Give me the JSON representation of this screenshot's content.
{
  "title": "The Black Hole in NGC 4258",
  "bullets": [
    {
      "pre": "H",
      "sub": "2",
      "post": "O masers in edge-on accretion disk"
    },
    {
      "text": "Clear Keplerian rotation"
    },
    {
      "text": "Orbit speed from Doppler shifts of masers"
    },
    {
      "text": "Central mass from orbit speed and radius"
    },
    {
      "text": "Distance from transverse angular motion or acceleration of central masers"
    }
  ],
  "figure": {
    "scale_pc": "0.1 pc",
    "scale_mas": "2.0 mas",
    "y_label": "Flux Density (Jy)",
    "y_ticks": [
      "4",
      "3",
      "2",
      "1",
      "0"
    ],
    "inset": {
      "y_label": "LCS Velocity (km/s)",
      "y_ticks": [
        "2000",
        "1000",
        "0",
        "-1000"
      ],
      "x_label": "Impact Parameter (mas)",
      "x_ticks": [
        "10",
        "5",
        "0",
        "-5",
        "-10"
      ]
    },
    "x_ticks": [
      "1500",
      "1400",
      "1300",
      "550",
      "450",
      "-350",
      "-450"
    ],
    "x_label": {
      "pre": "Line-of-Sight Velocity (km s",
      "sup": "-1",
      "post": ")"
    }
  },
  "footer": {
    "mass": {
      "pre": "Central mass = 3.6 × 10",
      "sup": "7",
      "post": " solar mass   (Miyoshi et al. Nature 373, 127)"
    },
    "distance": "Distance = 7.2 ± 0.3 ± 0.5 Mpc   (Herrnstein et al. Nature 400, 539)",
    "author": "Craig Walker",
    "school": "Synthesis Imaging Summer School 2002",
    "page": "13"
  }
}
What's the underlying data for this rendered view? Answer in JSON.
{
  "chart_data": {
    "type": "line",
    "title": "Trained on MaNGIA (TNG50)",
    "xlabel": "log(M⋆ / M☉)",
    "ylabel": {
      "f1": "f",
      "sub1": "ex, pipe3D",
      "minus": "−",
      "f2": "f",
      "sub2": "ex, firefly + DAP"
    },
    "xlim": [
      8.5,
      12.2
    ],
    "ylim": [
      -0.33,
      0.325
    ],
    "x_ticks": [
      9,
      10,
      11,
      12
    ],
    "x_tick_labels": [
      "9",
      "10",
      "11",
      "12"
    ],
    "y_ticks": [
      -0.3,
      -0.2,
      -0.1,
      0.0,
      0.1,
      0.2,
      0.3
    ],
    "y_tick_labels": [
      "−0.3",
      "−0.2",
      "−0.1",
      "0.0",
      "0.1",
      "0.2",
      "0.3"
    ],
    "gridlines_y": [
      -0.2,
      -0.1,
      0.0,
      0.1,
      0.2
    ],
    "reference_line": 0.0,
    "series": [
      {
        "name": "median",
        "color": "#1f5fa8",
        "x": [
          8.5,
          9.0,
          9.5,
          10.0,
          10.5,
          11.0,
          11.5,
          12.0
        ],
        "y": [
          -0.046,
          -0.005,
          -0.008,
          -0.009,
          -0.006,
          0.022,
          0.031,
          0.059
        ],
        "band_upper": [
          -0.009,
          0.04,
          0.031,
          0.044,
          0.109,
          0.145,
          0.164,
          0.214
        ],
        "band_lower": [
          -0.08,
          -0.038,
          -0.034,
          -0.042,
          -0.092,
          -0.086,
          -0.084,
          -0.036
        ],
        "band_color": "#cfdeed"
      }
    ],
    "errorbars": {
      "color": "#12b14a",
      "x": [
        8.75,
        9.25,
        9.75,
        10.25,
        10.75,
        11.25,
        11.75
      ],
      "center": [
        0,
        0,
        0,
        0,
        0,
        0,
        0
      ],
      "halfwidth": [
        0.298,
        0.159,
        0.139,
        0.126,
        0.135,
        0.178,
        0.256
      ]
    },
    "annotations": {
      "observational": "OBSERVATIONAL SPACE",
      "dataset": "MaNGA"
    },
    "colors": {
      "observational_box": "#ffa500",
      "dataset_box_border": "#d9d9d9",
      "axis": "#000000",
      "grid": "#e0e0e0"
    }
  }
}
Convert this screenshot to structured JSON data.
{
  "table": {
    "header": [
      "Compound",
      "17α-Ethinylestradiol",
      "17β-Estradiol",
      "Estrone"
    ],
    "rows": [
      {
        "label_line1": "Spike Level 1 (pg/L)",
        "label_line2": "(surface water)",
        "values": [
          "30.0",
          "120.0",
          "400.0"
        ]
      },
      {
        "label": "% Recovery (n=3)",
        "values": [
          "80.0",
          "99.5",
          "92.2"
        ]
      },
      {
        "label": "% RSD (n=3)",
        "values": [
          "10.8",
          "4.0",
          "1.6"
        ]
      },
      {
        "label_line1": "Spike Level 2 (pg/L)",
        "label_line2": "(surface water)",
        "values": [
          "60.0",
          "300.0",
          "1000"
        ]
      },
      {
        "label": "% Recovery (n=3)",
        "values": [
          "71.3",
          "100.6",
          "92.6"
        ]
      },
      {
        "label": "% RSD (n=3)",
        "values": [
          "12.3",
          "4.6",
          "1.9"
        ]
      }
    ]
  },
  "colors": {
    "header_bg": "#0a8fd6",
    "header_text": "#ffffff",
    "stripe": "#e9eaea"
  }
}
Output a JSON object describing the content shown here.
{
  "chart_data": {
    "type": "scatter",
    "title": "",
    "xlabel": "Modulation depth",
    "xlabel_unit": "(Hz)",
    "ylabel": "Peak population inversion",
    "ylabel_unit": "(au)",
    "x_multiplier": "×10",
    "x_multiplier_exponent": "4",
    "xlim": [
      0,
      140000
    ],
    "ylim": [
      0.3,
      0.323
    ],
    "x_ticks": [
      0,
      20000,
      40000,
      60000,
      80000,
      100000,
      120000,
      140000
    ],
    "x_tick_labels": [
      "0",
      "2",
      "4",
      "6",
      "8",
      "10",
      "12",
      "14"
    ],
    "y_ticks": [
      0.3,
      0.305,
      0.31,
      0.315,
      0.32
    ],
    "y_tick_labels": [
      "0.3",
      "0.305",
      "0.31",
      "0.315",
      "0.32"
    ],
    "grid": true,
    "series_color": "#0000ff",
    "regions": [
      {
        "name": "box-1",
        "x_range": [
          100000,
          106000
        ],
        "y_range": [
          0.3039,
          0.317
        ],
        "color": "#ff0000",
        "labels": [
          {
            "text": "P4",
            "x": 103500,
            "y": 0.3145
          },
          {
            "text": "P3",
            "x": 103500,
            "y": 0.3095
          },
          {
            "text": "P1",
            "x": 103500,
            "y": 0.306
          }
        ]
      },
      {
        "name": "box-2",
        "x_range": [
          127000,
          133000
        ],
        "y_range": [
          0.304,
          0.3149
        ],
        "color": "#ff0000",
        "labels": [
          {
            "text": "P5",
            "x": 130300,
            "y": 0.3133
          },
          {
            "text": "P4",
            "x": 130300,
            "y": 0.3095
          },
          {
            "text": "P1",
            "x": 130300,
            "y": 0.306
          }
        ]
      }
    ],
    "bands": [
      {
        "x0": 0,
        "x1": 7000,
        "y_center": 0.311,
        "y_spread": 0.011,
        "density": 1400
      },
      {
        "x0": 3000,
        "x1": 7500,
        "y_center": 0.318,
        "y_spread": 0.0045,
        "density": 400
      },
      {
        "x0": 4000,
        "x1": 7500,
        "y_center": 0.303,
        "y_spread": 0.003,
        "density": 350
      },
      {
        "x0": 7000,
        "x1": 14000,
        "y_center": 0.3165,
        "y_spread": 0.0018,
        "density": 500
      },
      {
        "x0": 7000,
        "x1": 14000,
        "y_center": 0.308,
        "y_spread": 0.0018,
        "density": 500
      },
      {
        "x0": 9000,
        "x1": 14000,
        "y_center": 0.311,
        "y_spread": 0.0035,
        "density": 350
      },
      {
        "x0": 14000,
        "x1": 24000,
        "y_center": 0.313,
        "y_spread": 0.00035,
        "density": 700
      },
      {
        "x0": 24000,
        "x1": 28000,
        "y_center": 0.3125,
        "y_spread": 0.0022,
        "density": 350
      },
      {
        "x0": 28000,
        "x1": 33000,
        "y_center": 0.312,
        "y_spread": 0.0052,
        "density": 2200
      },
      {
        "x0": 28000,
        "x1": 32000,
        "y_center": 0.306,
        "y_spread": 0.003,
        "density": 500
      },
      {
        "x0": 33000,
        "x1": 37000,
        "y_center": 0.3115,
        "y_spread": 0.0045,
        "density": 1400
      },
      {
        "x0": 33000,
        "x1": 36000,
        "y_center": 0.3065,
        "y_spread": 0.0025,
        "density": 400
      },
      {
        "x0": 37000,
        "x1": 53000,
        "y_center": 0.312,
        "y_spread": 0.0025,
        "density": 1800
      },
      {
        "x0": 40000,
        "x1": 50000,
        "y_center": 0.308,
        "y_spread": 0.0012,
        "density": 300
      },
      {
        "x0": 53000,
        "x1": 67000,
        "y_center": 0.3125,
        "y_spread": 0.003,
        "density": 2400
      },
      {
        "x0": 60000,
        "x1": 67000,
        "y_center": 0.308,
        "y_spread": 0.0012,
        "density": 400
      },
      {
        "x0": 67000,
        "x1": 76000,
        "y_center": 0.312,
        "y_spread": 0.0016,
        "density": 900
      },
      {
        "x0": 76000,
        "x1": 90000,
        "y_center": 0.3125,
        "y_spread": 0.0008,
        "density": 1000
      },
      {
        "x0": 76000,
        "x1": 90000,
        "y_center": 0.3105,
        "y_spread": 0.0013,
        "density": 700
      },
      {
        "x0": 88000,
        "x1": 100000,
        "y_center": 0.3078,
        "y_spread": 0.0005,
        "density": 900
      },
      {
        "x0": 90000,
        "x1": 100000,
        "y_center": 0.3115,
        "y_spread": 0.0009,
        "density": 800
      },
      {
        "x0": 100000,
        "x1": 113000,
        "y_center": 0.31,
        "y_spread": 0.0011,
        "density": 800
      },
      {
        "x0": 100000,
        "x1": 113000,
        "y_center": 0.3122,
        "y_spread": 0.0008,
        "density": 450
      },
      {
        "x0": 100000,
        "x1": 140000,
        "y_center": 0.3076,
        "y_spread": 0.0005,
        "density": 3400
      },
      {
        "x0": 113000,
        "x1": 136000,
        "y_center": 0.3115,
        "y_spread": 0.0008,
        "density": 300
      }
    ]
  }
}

§

_To do_. Using the listing above, gather each line that holds the string "speed" and copy it.

_Result for this task_.
      "text": "Orbit speed from Doppler shifts of masers"
      "text": "Central mass from orbit speed and radius"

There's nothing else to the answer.